GIVEN EXERCISE: Check each line of the listing below for the string "JSON", and copy the ones that have it.

### RECORDS FOR THE EXERCISE

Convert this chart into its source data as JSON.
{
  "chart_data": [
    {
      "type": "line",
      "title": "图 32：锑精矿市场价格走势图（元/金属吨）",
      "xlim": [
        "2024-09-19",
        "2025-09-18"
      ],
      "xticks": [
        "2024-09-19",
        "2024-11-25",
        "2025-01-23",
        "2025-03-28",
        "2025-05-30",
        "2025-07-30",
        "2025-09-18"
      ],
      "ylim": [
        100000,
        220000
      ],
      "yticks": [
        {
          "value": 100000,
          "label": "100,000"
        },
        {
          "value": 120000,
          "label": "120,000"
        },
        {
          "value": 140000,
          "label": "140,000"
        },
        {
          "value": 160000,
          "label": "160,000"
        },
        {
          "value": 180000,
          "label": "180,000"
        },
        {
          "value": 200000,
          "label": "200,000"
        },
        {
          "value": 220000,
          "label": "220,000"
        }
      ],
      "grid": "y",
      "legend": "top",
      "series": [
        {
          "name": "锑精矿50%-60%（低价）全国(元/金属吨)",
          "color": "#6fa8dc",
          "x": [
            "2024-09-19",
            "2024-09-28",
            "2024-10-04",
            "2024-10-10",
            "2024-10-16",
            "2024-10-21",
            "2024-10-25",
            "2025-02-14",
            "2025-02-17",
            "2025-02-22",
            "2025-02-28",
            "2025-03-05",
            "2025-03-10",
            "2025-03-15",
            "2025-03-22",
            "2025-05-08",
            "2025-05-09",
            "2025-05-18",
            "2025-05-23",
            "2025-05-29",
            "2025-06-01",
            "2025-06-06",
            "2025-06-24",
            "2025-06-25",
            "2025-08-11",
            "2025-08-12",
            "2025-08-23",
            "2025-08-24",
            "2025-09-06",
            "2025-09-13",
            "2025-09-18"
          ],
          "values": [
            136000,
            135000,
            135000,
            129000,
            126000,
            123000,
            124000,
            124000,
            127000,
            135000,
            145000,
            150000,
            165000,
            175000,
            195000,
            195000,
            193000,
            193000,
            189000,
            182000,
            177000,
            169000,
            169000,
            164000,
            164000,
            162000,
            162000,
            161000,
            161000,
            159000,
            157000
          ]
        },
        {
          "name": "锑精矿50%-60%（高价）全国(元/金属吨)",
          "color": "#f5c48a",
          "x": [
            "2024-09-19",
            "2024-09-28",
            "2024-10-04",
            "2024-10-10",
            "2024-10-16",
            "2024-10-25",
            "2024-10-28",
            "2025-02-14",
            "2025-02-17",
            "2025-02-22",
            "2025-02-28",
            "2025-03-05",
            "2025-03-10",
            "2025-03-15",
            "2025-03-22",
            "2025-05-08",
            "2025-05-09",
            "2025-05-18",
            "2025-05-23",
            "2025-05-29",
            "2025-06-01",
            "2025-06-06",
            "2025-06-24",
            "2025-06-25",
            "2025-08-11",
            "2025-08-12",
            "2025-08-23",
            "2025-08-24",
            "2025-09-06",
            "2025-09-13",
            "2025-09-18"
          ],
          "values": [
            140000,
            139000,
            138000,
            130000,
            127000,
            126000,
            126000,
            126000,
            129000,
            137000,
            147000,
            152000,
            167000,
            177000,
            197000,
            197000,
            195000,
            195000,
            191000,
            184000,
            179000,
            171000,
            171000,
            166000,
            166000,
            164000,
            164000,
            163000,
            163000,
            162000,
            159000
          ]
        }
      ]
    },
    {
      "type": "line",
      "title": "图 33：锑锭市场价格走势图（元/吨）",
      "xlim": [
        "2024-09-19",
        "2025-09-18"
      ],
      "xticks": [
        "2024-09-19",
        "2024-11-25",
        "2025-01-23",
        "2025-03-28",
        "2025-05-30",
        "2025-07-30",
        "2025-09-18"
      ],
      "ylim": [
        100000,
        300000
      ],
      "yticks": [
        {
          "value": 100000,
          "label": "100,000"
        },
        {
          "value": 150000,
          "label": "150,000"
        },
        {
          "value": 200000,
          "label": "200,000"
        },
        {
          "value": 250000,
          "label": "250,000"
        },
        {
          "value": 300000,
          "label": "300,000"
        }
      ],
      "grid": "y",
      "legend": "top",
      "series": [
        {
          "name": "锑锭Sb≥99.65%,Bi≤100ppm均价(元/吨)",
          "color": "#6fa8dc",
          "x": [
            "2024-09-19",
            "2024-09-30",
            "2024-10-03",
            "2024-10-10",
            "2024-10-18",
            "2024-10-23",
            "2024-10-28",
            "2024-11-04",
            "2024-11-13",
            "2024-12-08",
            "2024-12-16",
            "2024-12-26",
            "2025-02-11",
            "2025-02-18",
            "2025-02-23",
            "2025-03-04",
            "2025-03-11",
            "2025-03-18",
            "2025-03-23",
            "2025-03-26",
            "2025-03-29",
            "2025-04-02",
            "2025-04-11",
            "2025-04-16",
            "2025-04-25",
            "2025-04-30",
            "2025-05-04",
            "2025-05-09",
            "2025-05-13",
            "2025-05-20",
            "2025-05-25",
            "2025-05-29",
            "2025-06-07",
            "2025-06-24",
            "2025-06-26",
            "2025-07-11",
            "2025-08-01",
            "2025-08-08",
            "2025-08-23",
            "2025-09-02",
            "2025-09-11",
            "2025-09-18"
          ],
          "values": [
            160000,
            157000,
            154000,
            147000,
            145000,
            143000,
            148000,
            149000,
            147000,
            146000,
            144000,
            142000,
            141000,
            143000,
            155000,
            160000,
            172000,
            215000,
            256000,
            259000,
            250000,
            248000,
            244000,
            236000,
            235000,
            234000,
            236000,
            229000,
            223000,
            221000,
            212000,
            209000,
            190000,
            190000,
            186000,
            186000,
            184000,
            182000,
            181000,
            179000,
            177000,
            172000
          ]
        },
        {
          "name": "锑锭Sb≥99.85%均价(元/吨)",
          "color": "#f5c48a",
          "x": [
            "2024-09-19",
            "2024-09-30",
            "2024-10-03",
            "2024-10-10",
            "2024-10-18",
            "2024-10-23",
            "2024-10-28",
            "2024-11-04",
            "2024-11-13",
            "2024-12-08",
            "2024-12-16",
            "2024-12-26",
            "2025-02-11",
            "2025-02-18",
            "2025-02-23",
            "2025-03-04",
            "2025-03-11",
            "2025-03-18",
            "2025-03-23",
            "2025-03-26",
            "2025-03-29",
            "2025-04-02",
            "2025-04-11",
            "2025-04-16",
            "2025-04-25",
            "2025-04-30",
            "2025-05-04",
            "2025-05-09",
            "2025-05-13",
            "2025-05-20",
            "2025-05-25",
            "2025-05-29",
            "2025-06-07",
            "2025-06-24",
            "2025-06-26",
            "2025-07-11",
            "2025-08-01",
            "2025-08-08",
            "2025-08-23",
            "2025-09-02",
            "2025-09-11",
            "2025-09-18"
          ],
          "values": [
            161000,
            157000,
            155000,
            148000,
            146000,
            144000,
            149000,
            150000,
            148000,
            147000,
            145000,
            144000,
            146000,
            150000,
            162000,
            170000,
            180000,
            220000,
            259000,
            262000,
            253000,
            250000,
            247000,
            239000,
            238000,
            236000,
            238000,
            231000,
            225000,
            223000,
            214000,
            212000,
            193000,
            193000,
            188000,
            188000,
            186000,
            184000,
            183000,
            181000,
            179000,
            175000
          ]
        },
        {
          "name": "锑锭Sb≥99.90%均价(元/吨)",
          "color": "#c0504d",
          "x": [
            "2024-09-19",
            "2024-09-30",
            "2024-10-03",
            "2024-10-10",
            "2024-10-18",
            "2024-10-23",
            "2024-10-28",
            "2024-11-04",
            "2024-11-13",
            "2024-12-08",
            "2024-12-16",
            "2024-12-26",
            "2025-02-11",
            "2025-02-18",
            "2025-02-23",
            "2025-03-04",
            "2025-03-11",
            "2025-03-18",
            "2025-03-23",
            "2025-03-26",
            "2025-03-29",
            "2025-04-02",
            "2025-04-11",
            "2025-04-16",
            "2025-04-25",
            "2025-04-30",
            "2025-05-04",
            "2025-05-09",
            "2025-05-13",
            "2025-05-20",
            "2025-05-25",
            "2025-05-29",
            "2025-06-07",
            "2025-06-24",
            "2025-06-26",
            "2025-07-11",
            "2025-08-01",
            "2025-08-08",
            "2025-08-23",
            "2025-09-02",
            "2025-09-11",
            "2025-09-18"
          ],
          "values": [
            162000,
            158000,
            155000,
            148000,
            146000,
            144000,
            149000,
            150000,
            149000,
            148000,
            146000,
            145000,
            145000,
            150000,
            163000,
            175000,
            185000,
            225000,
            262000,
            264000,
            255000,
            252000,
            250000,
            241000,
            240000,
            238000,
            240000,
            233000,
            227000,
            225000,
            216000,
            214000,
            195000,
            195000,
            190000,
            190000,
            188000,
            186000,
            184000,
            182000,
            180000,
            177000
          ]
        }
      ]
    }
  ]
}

######
### RECORDS FOR THE EXERCISE

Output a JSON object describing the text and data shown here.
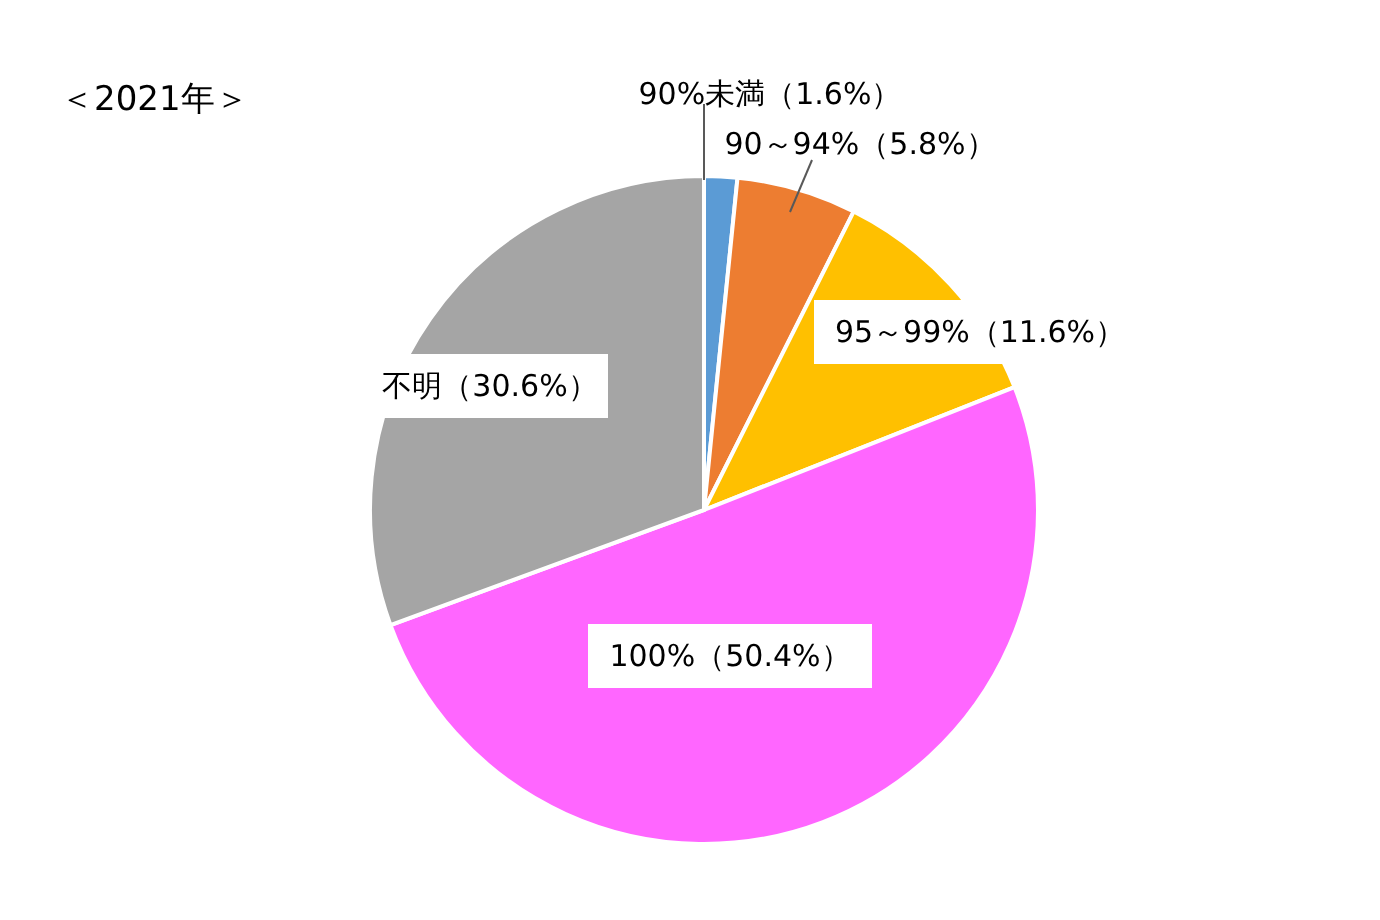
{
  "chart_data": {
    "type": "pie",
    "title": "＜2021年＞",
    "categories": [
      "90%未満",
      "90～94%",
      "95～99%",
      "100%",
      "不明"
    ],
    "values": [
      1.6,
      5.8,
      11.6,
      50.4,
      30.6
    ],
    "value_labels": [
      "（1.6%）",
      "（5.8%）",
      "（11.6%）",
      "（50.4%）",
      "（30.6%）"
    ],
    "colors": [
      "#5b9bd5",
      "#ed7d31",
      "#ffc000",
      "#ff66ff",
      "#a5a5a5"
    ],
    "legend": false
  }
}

######
### RECORDS FOR THE EXERCISE

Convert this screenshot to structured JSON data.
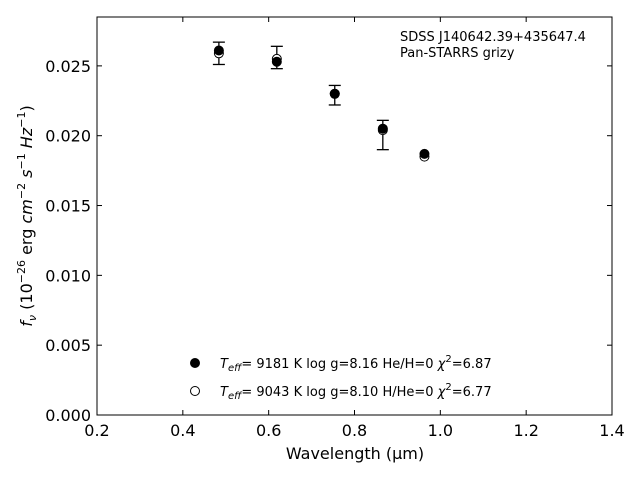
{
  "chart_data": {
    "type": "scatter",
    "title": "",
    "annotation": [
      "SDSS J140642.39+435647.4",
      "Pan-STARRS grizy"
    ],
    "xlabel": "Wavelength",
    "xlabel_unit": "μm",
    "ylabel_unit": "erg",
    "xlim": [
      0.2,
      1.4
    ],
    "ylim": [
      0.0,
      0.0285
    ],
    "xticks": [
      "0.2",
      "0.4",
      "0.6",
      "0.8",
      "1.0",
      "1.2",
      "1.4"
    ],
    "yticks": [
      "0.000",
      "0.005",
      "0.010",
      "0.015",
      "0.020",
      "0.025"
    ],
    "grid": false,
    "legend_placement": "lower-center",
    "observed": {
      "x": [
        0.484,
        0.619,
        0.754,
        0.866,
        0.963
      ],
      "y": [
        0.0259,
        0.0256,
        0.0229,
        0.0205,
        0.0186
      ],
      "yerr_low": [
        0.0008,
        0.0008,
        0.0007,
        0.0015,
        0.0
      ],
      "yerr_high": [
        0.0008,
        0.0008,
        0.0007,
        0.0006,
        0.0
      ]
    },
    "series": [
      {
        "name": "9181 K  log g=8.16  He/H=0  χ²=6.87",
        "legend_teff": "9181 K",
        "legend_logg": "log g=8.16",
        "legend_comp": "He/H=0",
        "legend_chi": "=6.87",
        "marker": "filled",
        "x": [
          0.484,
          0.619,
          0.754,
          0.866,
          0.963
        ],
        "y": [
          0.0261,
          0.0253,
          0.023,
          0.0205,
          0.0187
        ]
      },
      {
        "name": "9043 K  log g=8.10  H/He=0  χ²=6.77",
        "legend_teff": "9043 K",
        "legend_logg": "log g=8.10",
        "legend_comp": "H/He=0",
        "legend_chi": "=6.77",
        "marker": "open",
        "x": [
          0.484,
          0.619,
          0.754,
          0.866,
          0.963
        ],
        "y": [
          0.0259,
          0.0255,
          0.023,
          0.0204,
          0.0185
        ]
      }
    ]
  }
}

######

EXERCISE OUTPUT:
Convert this chart into its source data as JSON.
Output a JSON object describing the text and data shown here.
Convert this screenshot to structured JSON data.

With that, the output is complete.